● **Required work**
Each record below should be output verbatim, without pictures.

─── Data records

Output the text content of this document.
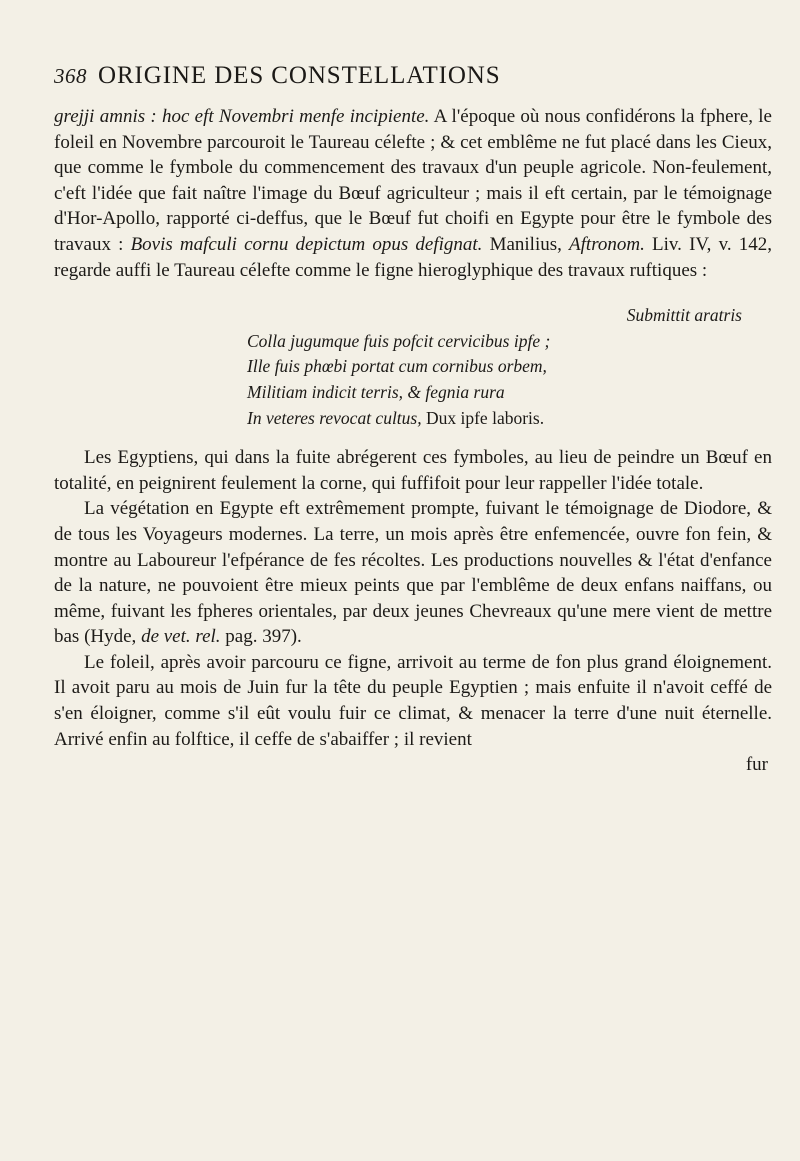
368 ORIGINE DES CONSTELLATIONS

grejji amnis : hoc eft Novembri menfe incipiente. A l'époque où nous confidérons la fphere, le foleil en Novembre parcouroit le Taureau célefte ; & cet emblême ne fut placé dans les Cieux, que comme le fymbole du commencement des travaux d'un peuple agricole. Non-feulement, c'eft l'idée que fait naître l'image du Bœuf agriculteur ; mais il eft certain, par le témoignage d'Hor-Apollo, rapporté ci-deffus, que le Bœuf fut choifi en Egypte pour être le fymbole des travaux : Bovis mafculi cornu depictum opus defignat. Manilius, Aftronom. Liv. IV, v. 142, regarde auffi le Taureau célefte comme le figne hieroglyphique des travaux ruftiques :

Submittit aratris
Colla jugumque fuis pofcit cervicibus ipfe ;
Ille fuis phœbi portat cum cornibus orbem,
Militiam indicit terris, & fegnia rura
In veteres revocat cultus, Dux ipfe laboris.

Les Egyptiens, qui dans la fuite abrégerent ces fymboles, au lieu de peindre un Bœuf en totalité, en peignirent feulement la corne, qui fuffifoit pour leur rappeller l'idée totale.

La végétation en Egypte eft extrêmement prompte, fuivant le témoignage de Diodore, & de tous les Voyageurs modernes. La terre, un mois après être enfemencée, ouvre fon fein, & montre au Laboureur l'efpérance de fes récoltes. Les productions nouvelles & l'état d'enfance de la nature, ne pouvoient être mieux peints que par l'emblême de deux enfans naiffans, ou même, fuivant les fpheres orientales, par deux jeunes Chevreaux qu'une mere vient de mettre bas (Hyde, de vet. rel. pag. 397).

Le foleil, après avoir parcouru ce figne, arrivoit au terme de fon plus grand éloignement. Il avoit paru au mois de Juin fur la tête du peuple Egyptien ; mais enfuite il n'avoit ceffé de s'en éloigner, comme s'il eût voulu fuir ce climat, & menacer la terre d'une nuit éternelle. Arrivé enfin au folftice, il ceffe de s'abaiffer ; il revient

fur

──────

● **Output below**
Output the text content of this document.
368 ORIGINE DES CONSTELLATIONS

grejji amnis : hoc eft Novembri menfe incipiente. A l'époque où nous confidérons la fphere, le foleil en Novembre parcouroit le Taureau célefte ; & cet emblême ne fut placé dans les Cieux, que comme le fymbole du commencement des travaux d'un peuple agricole. Non-feulement, c'eft l'idée que fait naître l'image du Bœuf agriculteur ; mais il eft certain, par le témoignage d'Hor-Apollo, rapporté ci-deffus, que le Bœuf fut choifi en Egypte pour être le fymbole des travaux : Bovis mafculi cornu depictum opus defignat. Manilius, Aftronom. Liv. IV, v. 142, regarde auffi le Taureau célefte comme le figne hieroglyphique des travaux ruftiques :

Submittit aratris
Colla jugumque fuis pofcit cervicibus ipfe ;
Ille fuis phœbi portat cum cornibus orbem,
Militiam indicit terris, & fegnia rura
In veteres revocat cultus, Dux ipfe laboris.

Les Egyptiens, qui dans la fuite abrégerent ces fymboles, au lieu de peindre un Bœuf en totalité, en peignirent feulement la corne, qui fuffifoit pour leur rappeller l'idée totale.

La végétation en Egypte eft extrêmement prompte, fuivant le témoignage de Diodore, & de tous les Voyageurs modernes. La terre, un mois après être enfemencée, ouvre fon fein, & montre au Laboureur l'efpérance de fes récoltes. Les productions nouvelles & l'état d'enfance de la nature, ne pouvoient être mieux peints que par l'emblême de deux enfans naiffans, ou même, fuivant les fpheres orientales, par deux jeunes Chevreaux qu'une mere vient de mettre bas (Hyde, de vet. rel. pag. 397).

Le foleil, après avoir parcouru ce figne, arrivoit au terme de fon plus grand éloignement. Il avoit paru au mois de Juin fur la tête du peuple Egyptien ; mais enfuite il n'avoit ceffé de s'en éloigner, comme s'il eût voulu fuir ce climat, & menacer la terre d'une nuit éternelle. Arrivé enfin au folftice, il ceffe de s'abaiffer ; il revient

fur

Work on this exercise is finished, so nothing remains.